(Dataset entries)
==*==
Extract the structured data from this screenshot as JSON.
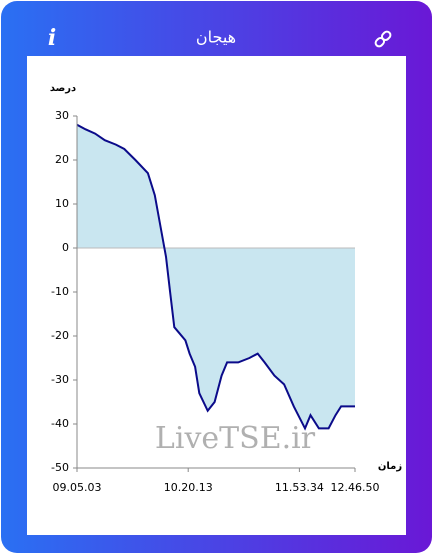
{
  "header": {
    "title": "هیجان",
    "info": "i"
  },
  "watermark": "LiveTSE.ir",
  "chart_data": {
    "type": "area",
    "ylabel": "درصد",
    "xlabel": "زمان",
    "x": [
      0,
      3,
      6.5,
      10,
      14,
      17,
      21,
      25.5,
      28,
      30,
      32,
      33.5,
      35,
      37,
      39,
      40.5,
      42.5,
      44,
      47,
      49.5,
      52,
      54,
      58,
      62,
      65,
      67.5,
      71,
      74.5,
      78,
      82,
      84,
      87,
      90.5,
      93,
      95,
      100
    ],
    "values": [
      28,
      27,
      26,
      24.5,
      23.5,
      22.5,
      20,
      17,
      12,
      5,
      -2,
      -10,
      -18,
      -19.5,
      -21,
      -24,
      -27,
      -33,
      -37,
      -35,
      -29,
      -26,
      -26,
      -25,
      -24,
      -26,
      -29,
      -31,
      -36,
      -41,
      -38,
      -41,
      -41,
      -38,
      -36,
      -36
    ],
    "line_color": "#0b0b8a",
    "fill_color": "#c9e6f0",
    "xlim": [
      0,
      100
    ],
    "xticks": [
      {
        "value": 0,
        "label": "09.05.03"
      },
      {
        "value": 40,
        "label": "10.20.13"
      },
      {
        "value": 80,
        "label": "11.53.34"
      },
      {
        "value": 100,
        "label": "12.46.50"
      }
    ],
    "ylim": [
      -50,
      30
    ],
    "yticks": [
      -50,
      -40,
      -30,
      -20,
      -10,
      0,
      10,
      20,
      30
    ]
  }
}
==*==
Repeat the listing above exactly, with no pictures.

Extract the structured data from this screenshot as JSON.
{
  "header": {
    "title": "هیجان",
    "info": "i"
  },
  "watermark": "LiveTSE.ir",
  "chart_data": {
    "type": "area",
    "ylabel": "درصد",
    "xlabel": "زمان",
    "x": [
      0,
      3,
      6.5,
      10,
      14,
      17,
      21,
      25.5,
      28,
      30,
      32,
      33.5,
      35,
      37,
      39,
      40.5,
      42.5,
      44,
      47,
      49.5,
      52,
      54,
      58,
      62,
      65,
      67.5,
      71,
      74.5,
      78,
      82,
      84,
      87,
      90.5,
      93,
      95,
      100
    ],
    "values": [
      28,
      27,
      26,
      24.5,
      23.5,
      22.5,
      20,
      17,
      12,
      5,
      -2,
      -10,
      -18,
      -19.5,
      -21,
      -24,
      -27,
      -33,
      -37,
      -35,
      -29,
      -26,
      -26,
      -25,
      -24,
      -26,
      -29,
      -31,
      -36,
      -41,
      -38,
      -41,
      -41,
      -38,
      -36,
      -36
    ],
    "line_color": "#0b0b8a",
    "fill_color": "#c9e6f0",
    "xlim": [
      0,
      100
    ],
    "xticks": [
      {
        "value": 0,
        "label": "09.05.03"
      },
      {
        "value": 40,
        "label": "10.20.13"
      },
      {
        "value": 80,
        "label": "11.53.34"
      },
      {
        "value": 100,
        "label": "12.46.50"
      }
    ],
    "ylim": [
      -50,
      30
    ],
    "yticks": [
      -50,
      -40,
      -30,
      -20,
      -10,
      0,
      10,
      20,
      30
    ]
  }
}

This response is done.